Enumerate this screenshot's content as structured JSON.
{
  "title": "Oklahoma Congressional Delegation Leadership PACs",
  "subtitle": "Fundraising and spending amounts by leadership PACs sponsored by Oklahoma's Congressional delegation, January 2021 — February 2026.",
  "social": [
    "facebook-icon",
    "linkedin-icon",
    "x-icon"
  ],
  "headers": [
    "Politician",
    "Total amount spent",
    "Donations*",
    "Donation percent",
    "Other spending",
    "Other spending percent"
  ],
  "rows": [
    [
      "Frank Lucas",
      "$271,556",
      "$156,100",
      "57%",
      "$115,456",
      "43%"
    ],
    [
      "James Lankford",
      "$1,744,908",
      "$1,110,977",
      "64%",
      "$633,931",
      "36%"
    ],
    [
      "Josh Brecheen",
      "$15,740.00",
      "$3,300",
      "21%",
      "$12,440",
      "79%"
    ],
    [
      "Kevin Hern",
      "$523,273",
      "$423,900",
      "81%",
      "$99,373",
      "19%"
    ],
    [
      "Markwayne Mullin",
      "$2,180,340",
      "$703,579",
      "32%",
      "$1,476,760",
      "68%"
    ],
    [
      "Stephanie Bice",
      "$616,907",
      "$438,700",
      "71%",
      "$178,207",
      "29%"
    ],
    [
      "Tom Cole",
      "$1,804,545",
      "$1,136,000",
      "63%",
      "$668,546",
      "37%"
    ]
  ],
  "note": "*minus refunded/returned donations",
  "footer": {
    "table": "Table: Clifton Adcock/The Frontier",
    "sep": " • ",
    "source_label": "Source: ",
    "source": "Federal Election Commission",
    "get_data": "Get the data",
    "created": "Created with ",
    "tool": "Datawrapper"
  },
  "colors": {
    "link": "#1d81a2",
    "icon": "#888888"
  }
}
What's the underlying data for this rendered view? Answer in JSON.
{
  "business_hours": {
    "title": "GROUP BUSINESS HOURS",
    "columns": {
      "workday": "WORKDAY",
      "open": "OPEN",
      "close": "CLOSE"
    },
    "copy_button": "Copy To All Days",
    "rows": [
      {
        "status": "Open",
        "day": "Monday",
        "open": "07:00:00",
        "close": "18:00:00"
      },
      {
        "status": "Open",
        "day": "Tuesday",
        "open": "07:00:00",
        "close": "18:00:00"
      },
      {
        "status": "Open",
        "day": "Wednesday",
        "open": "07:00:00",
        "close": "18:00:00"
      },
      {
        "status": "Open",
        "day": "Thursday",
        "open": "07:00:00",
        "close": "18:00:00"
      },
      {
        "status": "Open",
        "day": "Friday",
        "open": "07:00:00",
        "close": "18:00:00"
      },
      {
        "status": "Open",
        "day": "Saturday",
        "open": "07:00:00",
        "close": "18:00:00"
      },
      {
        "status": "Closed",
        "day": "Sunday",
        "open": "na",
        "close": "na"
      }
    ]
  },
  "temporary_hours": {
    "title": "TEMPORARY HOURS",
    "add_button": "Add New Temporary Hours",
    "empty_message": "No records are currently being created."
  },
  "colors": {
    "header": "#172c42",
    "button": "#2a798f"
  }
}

=== DESCRIPTION OF THE TASK ===
Copy the lines from the entries above in which the word "created" appears.

=== RESULT FOR THIS EXERCISE ===
    "created": "Created with ",
    "empty_message": "No records are currently being created."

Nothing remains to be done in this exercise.